**ABOUT THIS EXERCISE**.
Please give a word-for-word repeat of the line containing "Decode this image" and all lines that come after it in the entries below, ending at the last line.

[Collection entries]

--

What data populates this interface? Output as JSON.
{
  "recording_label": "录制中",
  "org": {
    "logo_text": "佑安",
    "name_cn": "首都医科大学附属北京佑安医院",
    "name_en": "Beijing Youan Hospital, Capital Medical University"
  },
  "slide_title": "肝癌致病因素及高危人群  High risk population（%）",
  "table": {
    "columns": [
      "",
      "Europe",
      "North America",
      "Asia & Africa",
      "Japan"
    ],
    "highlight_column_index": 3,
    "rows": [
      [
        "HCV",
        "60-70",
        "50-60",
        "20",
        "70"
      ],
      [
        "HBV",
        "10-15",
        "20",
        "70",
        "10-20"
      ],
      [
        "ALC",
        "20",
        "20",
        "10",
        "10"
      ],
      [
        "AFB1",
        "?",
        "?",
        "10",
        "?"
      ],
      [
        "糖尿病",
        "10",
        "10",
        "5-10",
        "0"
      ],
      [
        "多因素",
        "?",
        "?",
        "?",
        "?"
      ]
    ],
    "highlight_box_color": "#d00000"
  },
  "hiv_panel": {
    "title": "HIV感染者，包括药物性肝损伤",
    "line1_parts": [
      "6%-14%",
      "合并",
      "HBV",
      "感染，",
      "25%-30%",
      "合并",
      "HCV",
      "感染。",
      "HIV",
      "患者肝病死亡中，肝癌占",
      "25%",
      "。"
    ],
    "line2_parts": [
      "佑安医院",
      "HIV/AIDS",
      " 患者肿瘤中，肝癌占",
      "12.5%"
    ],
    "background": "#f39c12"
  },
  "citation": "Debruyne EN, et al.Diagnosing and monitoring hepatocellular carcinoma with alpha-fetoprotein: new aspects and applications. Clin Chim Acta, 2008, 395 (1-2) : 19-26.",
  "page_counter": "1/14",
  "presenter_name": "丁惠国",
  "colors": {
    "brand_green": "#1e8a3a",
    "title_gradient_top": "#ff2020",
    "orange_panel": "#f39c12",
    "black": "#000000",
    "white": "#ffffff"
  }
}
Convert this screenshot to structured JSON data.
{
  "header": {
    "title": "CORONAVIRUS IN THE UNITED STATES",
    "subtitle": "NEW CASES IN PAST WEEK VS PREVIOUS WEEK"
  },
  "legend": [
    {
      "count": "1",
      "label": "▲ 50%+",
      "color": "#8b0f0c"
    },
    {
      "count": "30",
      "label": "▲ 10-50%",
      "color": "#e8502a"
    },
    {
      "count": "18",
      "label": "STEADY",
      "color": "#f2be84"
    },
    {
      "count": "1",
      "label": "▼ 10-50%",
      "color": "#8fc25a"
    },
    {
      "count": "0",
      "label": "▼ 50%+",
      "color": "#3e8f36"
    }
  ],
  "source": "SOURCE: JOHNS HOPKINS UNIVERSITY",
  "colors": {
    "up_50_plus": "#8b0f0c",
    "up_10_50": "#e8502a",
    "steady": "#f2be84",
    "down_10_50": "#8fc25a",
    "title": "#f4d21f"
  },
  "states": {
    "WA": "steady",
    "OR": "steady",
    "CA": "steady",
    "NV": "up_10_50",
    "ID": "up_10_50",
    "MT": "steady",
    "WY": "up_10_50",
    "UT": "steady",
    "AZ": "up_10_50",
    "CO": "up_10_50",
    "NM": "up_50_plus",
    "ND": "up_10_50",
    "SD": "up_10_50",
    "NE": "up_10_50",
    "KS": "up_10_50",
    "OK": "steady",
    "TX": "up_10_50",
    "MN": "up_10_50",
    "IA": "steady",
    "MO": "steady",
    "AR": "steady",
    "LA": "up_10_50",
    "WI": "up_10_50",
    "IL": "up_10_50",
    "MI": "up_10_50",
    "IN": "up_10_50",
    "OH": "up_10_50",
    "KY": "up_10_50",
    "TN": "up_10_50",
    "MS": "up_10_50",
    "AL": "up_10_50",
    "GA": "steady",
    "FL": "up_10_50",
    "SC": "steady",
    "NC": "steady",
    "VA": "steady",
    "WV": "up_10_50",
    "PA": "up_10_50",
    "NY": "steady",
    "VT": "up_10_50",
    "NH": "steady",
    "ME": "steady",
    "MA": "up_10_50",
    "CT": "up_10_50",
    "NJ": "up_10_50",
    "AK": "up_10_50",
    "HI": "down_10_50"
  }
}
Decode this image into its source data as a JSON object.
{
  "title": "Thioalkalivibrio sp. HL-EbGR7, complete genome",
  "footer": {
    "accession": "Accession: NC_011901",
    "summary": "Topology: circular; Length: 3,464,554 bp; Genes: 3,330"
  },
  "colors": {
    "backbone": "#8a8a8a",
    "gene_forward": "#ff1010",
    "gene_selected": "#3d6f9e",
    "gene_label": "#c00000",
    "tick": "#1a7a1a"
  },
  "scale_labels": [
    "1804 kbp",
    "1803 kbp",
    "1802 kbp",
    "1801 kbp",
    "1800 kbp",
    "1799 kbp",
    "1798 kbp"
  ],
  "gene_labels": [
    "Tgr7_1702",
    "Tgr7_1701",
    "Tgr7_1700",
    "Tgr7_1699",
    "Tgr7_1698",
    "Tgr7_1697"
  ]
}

--

**TASK ANSWER**.
Decode this image into its source data as a JSON object.
{
  "title": "Thioalkalivibrio sp. HL-EbGR7, complete genome",
  "footer": {
    "accession": "Accession: NC_011901",
    "summary": "Topology: circular; Length: 3,464,554 bp; Genes: 3,330"
  },
  "colors": {
    "backbone": "#8a8a8a",
    "gene_forward": "#ff1010",
    "gene_selected": "#3d6f9e",
    "gene_label": "#c00000",
    "tick": "#1a7a1a"
  },
  "scale_labels": [
    "1804 kbp",
    "1803 kbp",
    "1802 kbp",
    "1801 kbp",
    "1800 kbp",
    "1799 kbp",
    "1798 kbp"
  ],
  "gene_labels": [
    "Tgr7_1702",
    "Tgr7_1701",
    "Tgr7_1700",
    "Tgr7_1699",
    "Tgr7_1698",
    "Tgr7_1697"
  ]
}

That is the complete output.